▸ Written exercise
Quote the whole listing verbatim.

▸ Data lines
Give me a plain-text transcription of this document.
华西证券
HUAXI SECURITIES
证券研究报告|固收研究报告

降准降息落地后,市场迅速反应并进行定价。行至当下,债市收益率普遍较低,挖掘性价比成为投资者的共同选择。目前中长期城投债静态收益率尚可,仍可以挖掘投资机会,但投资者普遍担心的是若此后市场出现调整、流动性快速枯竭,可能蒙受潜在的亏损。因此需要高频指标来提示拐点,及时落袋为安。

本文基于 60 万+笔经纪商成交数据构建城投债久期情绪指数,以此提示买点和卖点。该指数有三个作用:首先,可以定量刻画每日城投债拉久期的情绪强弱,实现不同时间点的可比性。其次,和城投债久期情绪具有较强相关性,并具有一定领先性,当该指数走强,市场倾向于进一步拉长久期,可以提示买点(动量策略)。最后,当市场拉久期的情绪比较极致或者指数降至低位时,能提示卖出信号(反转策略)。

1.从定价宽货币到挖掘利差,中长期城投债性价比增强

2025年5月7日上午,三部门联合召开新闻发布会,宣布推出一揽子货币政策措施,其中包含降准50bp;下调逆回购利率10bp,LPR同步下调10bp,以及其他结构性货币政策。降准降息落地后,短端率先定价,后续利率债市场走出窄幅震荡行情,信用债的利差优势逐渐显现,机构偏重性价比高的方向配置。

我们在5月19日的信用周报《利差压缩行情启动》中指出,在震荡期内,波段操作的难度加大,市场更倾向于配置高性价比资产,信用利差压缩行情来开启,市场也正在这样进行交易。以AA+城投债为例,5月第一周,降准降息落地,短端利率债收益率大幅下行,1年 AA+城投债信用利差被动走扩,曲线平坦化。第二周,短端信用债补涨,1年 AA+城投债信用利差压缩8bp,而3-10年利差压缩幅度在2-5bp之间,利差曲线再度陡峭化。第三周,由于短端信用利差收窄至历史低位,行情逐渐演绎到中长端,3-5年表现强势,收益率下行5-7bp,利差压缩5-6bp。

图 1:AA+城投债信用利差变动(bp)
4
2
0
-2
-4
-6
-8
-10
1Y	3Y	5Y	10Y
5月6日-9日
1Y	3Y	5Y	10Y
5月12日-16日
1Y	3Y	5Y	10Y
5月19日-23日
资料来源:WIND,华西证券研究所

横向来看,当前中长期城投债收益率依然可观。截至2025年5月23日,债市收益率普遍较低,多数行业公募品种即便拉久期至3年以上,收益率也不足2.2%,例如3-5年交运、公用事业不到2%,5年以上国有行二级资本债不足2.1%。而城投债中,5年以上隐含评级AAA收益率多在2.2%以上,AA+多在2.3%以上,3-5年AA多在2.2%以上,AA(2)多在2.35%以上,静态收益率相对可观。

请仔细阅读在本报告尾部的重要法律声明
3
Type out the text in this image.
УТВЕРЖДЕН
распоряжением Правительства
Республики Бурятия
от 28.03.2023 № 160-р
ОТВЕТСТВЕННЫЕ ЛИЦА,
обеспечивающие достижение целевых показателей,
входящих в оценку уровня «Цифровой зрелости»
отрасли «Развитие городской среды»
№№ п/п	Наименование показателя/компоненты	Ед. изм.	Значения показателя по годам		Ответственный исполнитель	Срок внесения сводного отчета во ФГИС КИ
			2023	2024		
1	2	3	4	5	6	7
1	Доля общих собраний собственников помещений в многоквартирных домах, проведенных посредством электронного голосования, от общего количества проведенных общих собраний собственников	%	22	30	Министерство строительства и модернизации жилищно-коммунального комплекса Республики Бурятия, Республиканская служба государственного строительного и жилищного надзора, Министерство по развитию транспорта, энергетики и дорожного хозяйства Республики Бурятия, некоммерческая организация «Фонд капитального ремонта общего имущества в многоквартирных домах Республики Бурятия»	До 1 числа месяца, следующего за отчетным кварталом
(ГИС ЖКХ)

▸ Task solution
Give me a plain-text transcription of this document.
华西证券
HUAXI SECURITIES
证券研究报告|固收研究报告

降准降息落地后,市场迅速反应并进行定价。行至当下,债市收益率普遍较低,挖掘性价比成为投资者的共同选择。目前中长期城投债静态收益率尚可,仍可以挖掘投资机会,但投资者普遍担心的是若此后市场出现调整、流动性快速枯竭,可能蒙受潜在的亏损。因此需要高频指标来提示拐点,及时落袋为安。

本文基于 60 万+笔经纪商成交数据构建城投债久期情绪指数,以此提示买点和卖点。该指数有三个作用:首先,可以定量刻画每日城投债拉久期的情绪强弱,实现不同时间点的可比性。其次,和城投债久期情绪具有较强相关性,并具有一定领先性,当该指数走强,市场倾向于进一步拉长久期,可以提示买点(动量策略)。最后,当市场拉久期的情绪比较极致或者指数降至低位时,能提示卖出信号(反转策略)。

1.从定价宽货币到挖掘利差,中长期城投债性价比增强

2025年5月7日上午,三部门联合召开新闻发布会,宣布推出一揽子货币政策措施,其中包含降准50bp;下调逆回购利率10bp,LPR同步下调10bp,以及其他结构性货币政策。降准降息落地后,短端率先定价,后续利率债市场走出窄幅震荡行情,信用债的利差优势逐渐显现,机构偏重性价比高的方向配置。

我们在5月19日的信用周报《利差压缩行情启动》中指出,在震荡期内,波段操作的难度加大,市场更倾向于配置高性价比资产,信用利差压缩行情来开启,市场也正在这样进行交易。以AA+城投债为例,5月第一周,降准降息落地,短端利率债收益率大幅下行,1年 AA+城投债信用利差被动走扩,曲线平坦化。第二周,短端信用债补涨,1年 AA+城投债信用利差压缩8bp,而3-10年利差压缩幅度在2-5bp之间,利差曲线再度陡峭化。第三周,由于短端信用利差收窄至历史低位,行情逐渐演绎到中长端,3-5年表现强势,收益率下行5-7bp,利差压缩5-6bp。

图 1:AA+城投债信用利差变动(bp)
4
2
0
-2
-4
-6
-8
-10
1Y	3Y	5Y	10Y
5月6日-9日
1Y	3Y	5Y	10Y
5月12日-16日
1Y	3Y	5Y	10Y
5月19日-23日
资料来源:WIND,华西证券研究所

横向来看,当前中长期城投债收益率依然可观。截至2025年5月23日,债市收益率普遍较低,多数行业公募品种即便拉久期至3年以上,收益率也不足2.2%,例如3-5年交运、公用事业不到2%,5年以上国有行二级资本债不足2.1%。而城投债中,5年以上隐含评级AAA收益率多在2.2%以上,AA+多在2.3%以上,3-5年AA多在2.2%以上,AA(2)多在2.35%以上,静态收益率相对可观。

请仔细阅读在本报告尾部的重要法律声明
3
Type out the text in this image.
УТВЕРЖДЕН
распоряжением Правительства
Республики Бурятия
от 28.03.2023 № 160-р
ОТВЕТСТВЕННЫЕ ЛИЦА,
обеспечивающие достижение целевых показателей,
входящих в оценку уровня «Цифровой зрелости»
отрасли «Развитие городской среды»
№№ п/п	Наименование показателя/компоненты	Ед. изм.	Значения показателя по годам		Ответственный исполнитель	Срок внесения сводного отчета во ФГИС КИ
			2023	2024		
1	2	3	4	5	6	7
1	Доля общих собраний собственников помещений в многоквартирных домах, проведенных посредством электронного голосования, от общего количества проведенных общих собраний собственников	%	22	30	Министерство строительства и модернизации жилищно-коммунального комплекса Республики Бурятия, Республиканская служба государственного строительного и жилищного надзора, Министерство по развитию транспорта, энергетики и дорожного хозяйства Республики Бурятия, некоммерческая организация «Фонд капитального ремонта общего имущества в многоквартирных домах Республики Бурятия»	До 1 числа месяца, следующего за отчетным кварталом
(ГИС ЖКХ)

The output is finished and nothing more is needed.